Entries taken from a collection:
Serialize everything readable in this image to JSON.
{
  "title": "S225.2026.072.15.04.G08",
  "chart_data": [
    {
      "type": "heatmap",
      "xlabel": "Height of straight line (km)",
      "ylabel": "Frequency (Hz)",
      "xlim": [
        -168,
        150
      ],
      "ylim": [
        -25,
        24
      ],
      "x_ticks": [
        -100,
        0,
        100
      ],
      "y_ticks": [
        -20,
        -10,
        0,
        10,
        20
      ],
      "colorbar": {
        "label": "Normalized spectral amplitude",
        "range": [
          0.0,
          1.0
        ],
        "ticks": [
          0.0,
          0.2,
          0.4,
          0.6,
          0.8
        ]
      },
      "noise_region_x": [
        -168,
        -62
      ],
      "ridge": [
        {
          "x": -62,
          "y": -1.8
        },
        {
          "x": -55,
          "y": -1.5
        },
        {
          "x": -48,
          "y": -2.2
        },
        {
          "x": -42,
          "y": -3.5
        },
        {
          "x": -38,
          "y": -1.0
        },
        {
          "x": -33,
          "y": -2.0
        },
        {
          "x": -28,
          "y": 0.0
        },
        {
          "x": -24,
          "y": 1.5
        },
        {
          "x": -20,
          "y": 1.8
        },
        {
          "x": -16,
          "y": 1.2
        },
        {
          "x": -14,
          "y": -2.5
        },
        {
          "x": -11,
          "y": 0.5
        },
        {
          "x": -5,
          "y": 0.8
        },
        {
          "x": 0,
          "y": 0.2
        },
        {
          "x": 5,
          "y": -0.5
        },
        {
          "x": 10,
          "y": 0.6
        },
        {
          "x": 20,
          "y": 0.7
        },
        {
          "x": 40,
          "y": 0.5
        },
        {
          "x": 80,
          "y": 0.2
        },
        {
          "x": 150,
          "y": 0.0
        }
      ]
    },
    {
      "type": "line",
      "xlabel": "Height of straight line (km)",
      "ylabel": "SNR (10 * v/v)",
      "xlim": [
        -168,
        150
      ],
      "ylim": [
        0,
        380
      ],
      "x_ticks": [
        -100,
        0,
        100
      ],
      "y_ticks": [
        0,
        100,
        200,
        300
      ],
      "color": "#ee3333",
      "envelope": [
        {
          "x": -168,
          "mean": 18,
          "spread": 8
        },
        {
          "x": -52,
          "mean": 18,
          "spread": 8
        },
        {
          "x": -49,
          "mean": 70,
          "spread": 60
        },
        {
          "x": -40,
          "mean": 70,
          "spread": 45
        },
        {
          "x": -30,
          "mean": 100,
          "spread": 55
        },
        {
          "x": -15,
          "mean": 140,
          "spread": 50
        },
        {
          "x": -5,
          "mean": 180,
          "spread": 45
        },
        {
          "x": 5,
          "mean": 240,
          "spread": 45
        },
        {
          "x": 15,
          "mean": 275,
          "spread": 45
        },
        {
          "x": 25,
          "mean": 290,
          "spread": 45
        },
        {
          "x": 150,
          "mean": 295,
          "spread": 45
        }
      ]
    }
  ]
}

## Brief
Write out the full set of records exactly as given.

## Solution to this task
Serialize everything readable in this image to JSON.
{
  "title": "S225.2026.072.15.04.G08",
  "chart_data": [
    {
      "type": "heatmap",
      "xlabel": "Height of straight line (km)",
      "ylabel": "Frequency (Hz)",
      "xlim": [
        -168,
        150
      ],
      "ylim": [
        -25,
        24
      ],
      "x_ticks": [
        -100,
        0,
        100
      ],
      "y_ticks": [
        -20,
        -10,
        0,
        10,
        20
      ],
      "colorbar": {
        "label": "Normalized spectral amplitude",
        "range": [
          0.0,
          1.0
        ],
        "ticks": [
          0.0,
          0.2,
          0.4,
          0.6,
          0.8
        ]
      },
      "noise_region_x": [
        -168,
        -62
      ],
      "ridge": [
        {
          "x": -62,
          "y": -1.8
        },
        {
          "x": -55,
          "y": -1.5
        },
        {
          "x": -48,
          "y": -2.2
        },
        {
          "x": -42,
          "y": -3.5
        },
        {
          "x": -38,
          "y": -1.0
        },
        {
          "x": -33,
          "y": -2.0
        },
        {
          "x": -28,
          "y": 0.0
        },
        {
          "x": -24,
          "y": 1.5
        },
        {
          "x": -20,
          "y": 1.8
        },
        {
          "x": -16,
          "y": 1.2
        },
        {
          "x": -14,
          "y": -2.5
        },
        {
          "x": -11,
          "y": 0.5
        },
        {
          "x": -5,
          "y": 0.8
        },
        {
          "x": 0,
          "y": 0.2
        },
        {
          "x": 5,
          "y": -0.5
        },
        {
          "x": 10,
          "y": 0.6
        },
        {
          "x": 20,
          "y": 0.7
        },
        {
          "x": 40,
          "y": 0.5
        },
        {
          "x": 80,
          "y": 0.2
        },
        {
          "x": 150,
          "y": 0.0
        }
      ]
    },
    {
      "type": "line",
      "xlabel": "Height of straight line (km)",
      "ylabel": "SNR (10 * v/v)",
      "xlim": [
        -168,
        150
      ],
      "ylim": [
        0,
        380
      ],
      "x_ticks": [
        -100,
        0,
        100
      ],
      "y_ticks": [
        0,
        100,
        200,
        300
      ],
      "color": "#ee3333",
      "envelope": [
        {
          "x": -168,
          "mean": 18,
          "spread": 8
        },
        {
          "x": -52,
          "mean": 18,
          "spread": 8
        },
        {
          "x": -49,
          "mean": 70,
          "spread": 60
        },
        {
          "x": -40,
          "mean": 70,
          "spread": 45
        },
        {
          "x": -30,
          "mean": 100,
          "spread": 55
        },
        {
          "x": -15,
          "mean": 140,
          "spread": 50
        },
        {
          "x": -5,
          "mean": 180,
          "spread": 45
        },
        {
          "x": 5,
          "mean": 240,
          "spread": 45
        },
        {
          "x": 15,
          "mean": 275,
          "spread": 45
        },
        {
          "x": 25,
          "mean": 290,
          "spread": 45
        },
        {
          "x": 150,
          "mean": 295,
          "spread": 45
        }
      ]
    }
  ]
}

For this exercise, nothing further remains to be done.